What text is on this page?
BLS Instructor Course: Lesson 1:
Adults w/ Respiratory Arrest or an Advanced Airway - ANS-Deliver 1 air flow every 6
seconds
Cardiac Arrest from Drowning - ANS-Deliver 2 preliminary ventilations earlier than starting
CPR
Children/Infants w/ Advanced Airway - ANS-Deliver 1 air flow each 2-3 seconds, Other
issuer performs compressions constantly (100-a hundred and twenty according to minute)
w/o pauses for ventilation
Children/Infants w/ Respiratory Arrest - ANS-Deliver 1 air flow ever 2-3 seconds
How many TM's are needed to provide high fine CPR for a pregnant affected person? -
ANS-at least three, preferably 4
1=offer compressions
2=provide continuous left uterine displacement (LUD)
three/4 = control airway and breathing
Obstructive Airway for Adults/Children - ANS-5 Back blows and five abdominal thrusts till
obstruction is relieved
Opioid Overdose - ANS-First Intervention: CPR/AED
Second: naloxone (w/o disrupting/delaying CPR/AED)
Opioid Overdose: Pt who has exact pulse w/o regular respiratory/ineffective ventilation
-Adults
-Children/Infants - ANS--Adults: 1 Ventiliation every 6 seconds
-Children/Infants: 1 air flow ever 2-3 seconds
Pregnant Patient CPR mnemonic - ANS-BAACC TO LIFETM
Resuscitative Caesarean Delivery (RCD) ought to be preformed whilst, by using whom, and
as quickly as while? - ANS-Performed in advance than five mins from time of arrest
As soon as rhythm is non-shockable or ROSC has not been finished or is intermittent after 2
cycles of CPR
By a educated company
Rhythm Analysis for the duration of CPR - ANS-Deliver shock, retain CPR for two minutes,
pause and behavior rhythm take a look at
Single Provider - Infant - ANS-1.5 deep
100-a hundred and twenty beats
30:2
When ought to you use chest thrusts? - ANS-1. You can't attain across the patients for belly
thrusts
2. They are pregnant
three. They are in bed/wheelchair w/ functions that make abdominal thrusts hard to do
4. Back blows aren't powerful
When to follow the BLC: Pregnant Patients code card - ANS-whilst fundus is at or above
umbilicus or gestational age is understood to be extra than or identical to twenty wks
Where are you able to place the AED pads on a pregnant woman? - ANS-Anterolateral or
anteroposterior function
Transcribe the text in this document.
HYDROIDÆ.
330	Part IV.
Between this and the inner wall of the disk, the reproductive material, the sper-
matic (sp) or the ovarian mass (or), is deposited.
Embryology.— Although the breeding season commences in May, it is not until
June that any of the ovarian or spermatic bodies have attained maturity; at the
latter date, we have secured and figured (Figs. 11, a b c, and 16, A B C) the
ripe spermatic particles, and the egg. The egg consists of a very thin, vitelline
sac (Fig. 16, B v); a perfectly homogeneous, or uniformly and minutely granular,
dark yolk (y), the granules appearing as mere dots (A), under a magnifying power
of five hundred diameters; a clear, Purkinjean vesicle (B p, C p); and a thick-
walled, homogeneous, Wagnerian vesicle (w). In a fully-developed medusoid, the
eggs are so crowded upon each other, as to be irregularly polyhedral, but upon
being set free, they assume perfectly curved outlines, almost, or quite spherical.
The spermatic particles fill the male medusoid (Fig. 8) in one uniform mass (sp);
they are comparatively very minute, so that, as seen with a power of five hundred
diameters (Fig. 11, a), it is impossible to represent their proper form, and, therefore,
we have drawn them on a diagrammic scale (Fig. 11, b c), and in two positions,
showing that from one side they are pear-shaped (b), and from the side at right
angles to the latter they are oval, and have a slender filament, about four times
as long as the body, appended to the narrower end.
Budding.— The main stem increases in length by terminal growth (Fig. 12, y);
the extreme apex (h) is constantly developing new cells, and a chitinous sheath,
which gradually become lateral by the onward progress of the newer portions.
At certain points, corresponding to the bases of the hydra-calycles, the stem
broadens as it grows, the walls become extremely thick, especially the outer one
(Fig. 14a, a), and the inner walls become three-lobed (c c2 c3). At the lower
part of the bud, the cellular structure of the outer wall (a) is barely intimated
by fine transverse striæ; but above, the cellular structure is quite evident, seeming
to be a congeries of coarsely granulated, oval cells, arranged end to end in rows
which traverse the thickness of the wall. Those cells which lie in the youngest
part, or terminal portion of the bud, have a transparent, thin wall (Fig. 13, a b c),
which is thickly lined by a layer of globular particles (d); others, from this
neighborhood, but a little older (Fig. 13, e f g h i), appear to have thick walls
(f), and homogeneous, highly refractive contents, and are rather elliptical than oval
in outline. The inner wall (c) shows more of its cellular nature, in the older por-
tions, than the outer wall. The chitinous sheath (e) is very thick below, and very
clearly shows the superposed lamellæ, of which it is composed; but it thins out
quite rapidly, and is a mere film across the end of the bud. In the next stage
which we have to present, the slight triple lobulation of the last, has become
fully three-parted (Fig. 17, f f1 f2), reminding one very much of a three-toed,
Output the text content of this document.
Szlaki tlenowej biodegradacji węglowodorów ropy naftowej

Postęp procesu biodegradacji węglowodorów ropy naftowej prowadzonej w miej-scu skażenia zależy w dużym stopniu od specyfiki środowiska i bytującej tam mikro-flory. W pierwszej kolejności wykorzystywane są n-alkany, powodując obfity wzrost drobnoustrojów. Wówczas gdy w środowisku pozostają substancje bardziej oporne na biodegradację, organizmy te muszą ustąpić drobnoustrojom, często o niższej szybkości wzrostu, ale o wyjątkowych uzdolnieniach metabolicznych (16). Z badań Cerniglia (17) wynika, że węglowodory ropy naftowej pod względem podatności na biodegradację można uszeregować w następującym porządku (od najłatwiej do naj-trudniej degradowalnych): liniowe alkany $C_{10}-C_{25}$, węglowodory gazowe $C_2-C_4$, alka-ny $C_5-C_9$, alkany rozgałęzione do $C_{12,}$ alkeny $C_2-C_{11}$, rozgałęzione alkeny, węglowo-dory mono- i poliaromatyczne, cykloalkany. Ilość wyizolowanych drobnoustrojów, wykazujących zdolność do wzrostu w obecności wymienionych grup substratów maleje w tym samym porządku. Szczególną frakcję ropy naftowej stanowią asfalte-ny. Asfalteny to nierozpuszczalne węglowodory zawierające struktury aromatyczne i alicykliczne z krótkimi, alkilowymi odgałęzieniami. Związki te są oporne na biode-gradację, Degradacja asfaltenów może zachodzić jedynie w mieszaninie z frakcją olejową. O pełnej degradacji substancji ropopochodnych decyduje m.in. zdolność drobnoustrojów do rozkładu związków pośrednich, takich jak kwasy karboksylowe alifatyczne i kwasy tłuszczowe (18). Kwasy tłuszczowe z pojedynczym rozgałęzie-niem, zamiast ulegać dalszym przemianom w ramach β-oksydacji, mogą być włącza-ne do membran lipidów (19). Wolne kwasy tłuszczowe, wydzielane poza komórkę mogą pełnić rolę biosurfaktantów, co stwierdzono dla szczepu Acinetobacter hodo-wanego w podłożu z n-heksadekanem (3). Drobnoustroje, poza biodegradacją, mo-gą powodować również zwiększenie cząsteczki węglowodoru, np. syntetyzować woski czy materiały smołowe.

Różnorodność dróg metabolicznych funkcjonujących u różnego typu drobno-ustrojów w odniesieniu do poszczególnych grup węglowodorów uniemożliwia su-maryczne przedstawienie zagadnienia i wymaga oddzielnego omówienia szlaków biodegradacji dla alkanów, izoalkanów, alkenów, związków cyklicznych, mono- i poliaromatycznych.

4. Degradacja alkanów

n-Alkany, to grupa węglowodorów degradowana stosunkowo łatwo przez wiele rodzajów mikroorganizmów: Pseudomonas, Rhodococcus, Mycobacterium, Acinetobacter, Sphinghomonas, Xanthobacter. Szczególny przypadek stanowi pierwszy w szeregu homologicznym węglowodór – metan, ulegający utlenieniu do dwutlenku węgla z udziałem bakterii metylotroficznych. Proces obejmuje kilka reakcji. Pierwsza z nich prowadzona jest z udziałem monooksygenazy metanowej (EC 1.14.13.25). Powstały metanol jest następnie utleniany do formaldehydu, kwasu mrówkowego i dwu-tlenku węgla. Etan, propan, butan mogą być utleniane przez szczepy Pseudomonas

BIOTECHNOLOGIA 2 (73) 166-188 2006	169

-------

TASK REQUIREMENTS: Count the lines in these records that hold the string "homogeneous". Only the number is wanted.

SOLUTION: 3